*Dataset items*
.....

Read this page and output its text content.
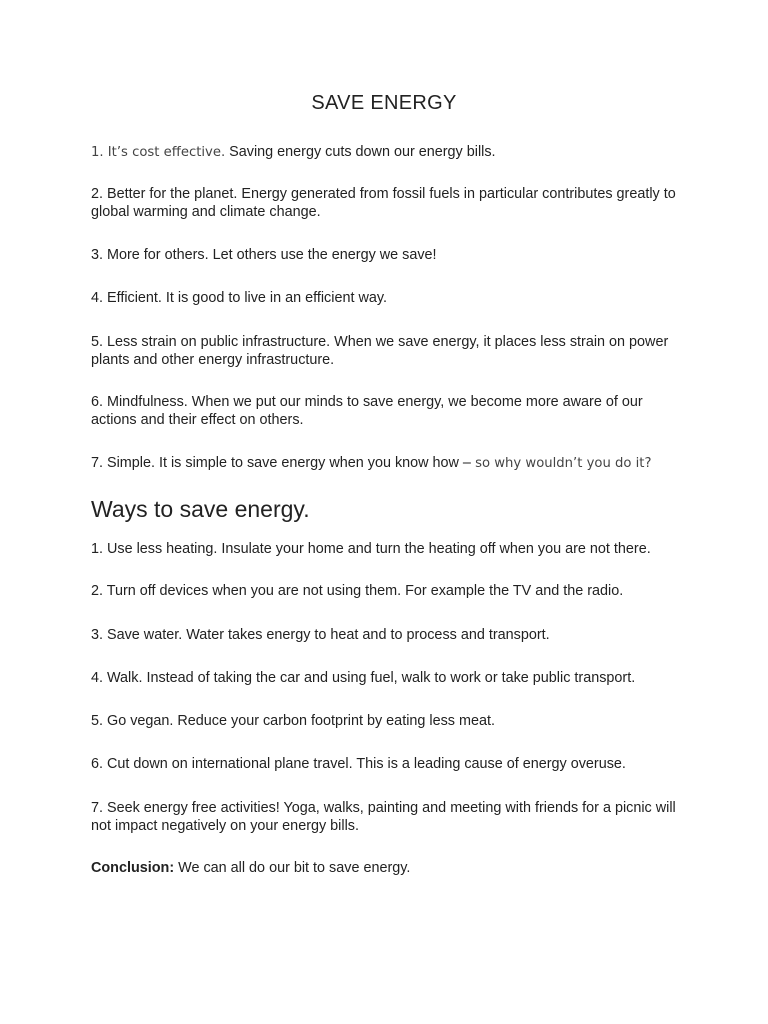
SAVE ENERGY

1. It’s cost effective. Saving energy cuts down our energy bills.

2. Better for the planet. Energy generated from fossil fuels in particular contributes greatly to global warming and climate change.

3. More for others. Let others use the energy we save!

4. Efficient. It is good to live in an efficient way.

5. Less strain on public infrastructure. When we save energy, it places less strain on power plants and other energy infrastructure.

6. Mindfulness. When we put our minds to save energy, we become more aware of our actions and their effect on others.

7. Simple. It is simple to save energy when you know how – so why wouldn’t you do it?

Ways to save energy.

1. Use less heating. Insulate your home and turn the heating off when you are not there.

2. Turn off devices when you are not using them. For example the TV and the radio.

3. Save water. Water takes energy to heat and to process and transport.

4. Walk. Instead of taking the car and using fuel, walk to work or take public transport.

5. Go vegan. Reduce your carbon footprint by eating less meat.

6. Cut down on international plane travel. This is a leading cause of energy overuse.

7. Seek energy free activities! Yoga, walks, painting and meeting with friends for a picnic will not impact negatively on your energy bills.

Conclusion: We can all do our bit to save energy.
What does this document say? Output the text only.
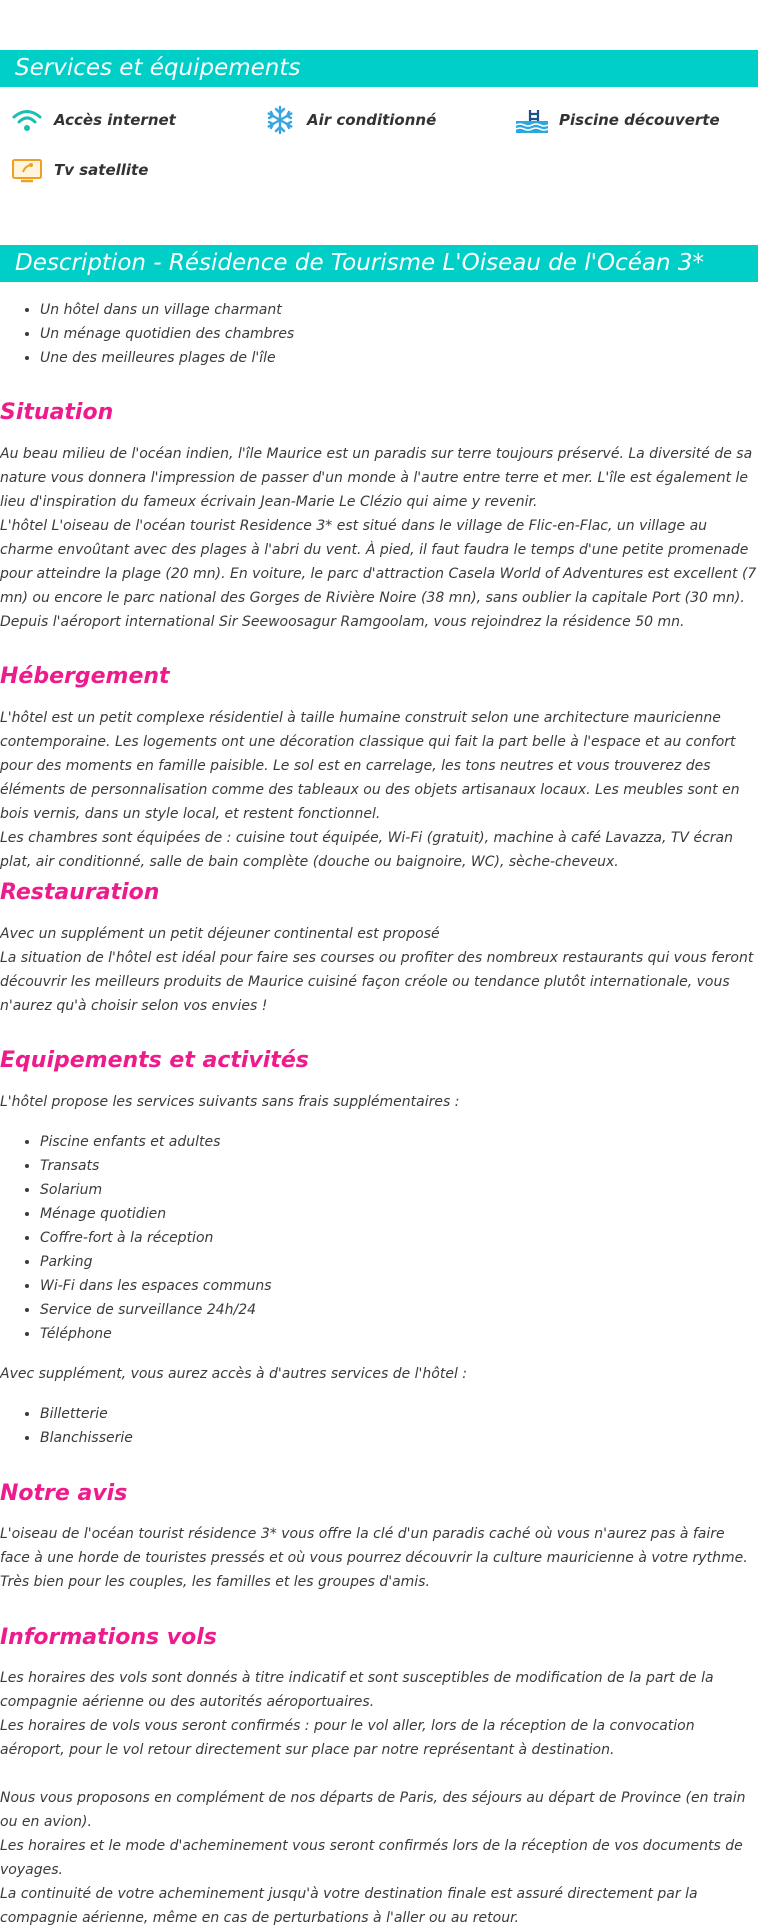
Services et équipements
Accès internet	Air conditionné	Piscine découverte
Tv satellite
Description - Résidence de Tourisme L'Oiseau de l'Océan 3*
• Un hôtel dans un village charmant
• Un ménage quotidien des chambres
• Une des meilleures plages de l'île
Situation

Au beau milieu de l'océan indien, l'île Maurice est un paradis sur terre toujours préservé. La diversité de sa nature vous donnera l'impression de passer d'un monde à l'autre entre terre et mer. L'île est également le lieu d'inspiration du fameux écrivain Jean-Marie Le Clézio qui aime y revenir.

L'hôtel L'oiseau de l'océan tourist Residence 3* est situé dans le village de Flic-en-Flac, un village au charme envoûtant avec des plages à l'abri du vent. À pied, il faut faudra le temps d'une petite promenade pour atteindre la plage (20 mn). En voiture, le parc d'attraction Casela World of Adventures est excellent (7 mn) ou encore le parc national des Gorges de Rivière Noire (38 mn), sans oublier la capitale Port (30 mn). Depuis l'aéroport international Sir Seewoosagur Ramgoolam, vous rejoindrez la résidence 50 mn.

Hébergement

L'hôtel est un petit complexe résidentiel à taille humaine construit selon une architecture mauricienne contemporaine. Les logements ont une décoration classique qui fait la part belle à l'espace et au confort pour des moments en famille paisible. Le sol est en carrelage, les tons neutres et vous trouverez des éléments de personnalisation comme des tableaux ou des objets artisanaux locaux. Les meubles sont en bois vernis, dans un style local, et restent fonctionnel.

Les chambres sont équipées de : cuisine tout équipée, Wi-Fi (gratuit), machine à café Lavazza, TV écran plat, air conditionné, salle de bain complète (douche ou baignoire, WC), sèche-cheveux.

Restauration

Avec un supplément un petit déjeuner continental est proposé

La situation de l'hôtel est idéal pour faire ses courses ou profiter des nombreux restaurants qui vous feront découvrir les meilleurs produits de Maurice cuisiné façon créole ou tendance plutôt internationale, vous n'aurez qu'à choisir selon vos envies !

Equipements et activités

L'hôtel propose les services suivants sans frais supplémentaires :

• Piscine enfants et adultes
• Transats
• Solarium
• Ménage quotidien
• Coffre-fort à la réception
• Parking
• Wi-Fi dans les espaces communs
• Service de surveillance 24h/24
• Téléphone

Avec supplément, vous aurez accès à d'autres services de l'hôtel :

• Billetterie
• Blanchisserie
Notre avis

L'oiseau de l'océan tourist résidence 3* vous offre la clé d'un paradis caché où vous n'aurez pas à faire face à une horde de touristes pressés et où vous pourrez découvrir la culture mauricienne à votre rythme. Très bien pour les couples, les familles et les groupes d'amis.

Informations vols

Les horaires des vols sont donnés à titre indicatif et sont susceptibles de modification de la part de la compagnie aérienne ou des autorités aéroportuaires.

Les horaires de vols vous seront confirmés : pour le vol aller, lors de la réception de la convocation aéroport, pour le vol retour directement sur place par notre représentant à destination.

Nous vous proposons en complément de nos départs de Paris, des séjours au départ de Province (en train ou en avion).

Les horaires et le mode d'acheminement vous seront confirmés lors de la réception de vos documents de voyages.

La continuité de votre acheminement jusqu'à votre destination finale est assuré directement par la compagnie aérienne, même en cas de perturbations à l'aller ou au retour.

.....

*Task directions*
Quote the preceding records in their entirety, excluding every picture.

*Solution to this problem*
Read this page and output its text content.
SAVE ENERGY

1. It’s cost effective. Saving energy cuts down our energy bills.

2. Better for the planet. Energy generated from fossil fuels in particular contributes greatly to global warming and climate change.

3. More for others. Let others use the energy we save!

4. Efficient. It is good to live in an efficient way.

5. Less strain on public infrastructure. When we save energy, it places less strain on power plants and other energy infrastructure.

6. Mindfulness. When we put our minds to save energy, we become more aware of our actions and their effect on others.

7. Simple. It is simple to save energy when you know how – so why wouldn’t you do it?

Ways to save energy.

1. Use less heating. Insulate your home and turn the heating off when you are not there.

2. Turn off devices when you are not using them. For example the TV and the radio.

3. Save water. Water takes energy to heat and to process and transport.

4. Walk. Instead of taking the car and using fuel, walk to work or take public transport.

5. Go vegan. Reduce your carbon footprint by eating less meat.

6. Cut down on international plane travel. This is a leading cause of energy overuse.

7. Seek energy free activities! Yoga, walks, painting and meeting with friends for a picnic will not impact negatively on your energy bills.

Conclusion: We can all do our bit to save energy.
What does this document say? Output the text only.
Services et équipements
Accès internet	Air conditionné	Piscine découverte
Tv satellite
Description - Résidence de Tourisme L'Oiseau de l'Océan 3*
• Un hôtel dans un village charmant
• Un ménage quotidien des chambres
• Une des meilleures plages de l'île
Situation

Au beau milieu de l'océan indien, l'île Maurice est un paradis sur terre toujours préservé. La diversité de sa nature vous donnera l'impression de passer d'un monde à l'autre entre terre et mer. L'île est également le lieu d'inspiration du fameux écrivain Jean-Marie Le Clézio qui aime y revenir.

L'hôtel L'oiseau de l'océan tourist Residence 3* est situé dans le village de Flic-en-Flac, un village au charme envoûtant avec des plages à l'abri du vent. À pied, il faut faudra le temps d'une petite promenade pour atteindre la plage (20 mn). En voiture, le parc d'attraction Casela World of Adventures est excellent (7 mn) ou encore le parc national des Gorges de Rivière Noire (38 mn), sans oublier la capitale Port (30 mn). Depuis l'aéroport international Sir Seewoosagur Ramgoolam, vous rejoindrez la résidence 50 mn.

Hébergement

L'hôtel est un petit complexe résidentiel à taille humaine construit selon une architecture mauricienne contemporaine. Les logements ont une décoration classique qui fait la part belle à l'espace et au confort pour des moments en famille paisible. Le sol est en carrelage, les tons neutres et vous trouverez des éléments de personnalisation comme des tableaux ou des objets artisanaux locaux. Les meubles sont en bois vernis, dans un style local, et restent fonctionnel.

Les chambres sont équipées de : cuisine tout équipée, Wi-Fi (gratuit), machine à café Lavazza, TV écran plat, air conditionné, salle de bain complète (douche ou baignoire, WC), sèche-cheveux.

Restauration

Avec un supplément un petit déjeuner continental est proposé

La situation de l'hôtel est idéal pour faire ses courses ou profiter des nombreux restaurants qui vous feront découvrir les meilleurs produits de Maurice cuisiné façon créole ou tendance plutôt internationale, vous n'aurez qu'à choisir selon vos envies !

Equipements et activités

L'hôtel propose les services suivants sans frais supplémentaires :

• Piscine enfants et adultes
• Transats
• Solarium
• Ménage quotidien
• Coffre-fort à la réception
• Parking
• Wi-Fi dans les espaces communs
• Service de surveillance 24h/24
• Téléphone

Avec supplément, vous aurez accès à d'autres services de l'hôtel :

• Billetterie
• Blanchisserie
Notre avis

L'oiseau de l'océan tourist résidence 3* vous offre la clé d'un paradis caché où vous n'aurez pas à faire face à une horde de touristes pressés et où vous pourrez découvrir la culture mauricienne à votre rythme. Très bien pour les couples, les familles et les groupes d'amis.

Informations vols

Les horaires des vols sont donnés à titre indicatif et sont susceptibles de modification de la part de la compagnie aérienne ou des autorités aéroportuaires.

Les horaires de vols vous seront confirmés : pour le vol aller, lors de la réception de la convocation aéroport, pour le vol retour directement sur place par notre représentant à destination.

Nous vous proposons en complément de nos départs de Paris, des séjours au départ de Province (en train ou en avion).

Les horaires et le mode d'acheminement vous seront confirmés lors de la réception de vos documents de voyages.

La continuité de votre acheminement jusqu'à votre destination finale est assuré directement par la compagnie aérienne, même en cas de perturbations à l'aller ou au retour.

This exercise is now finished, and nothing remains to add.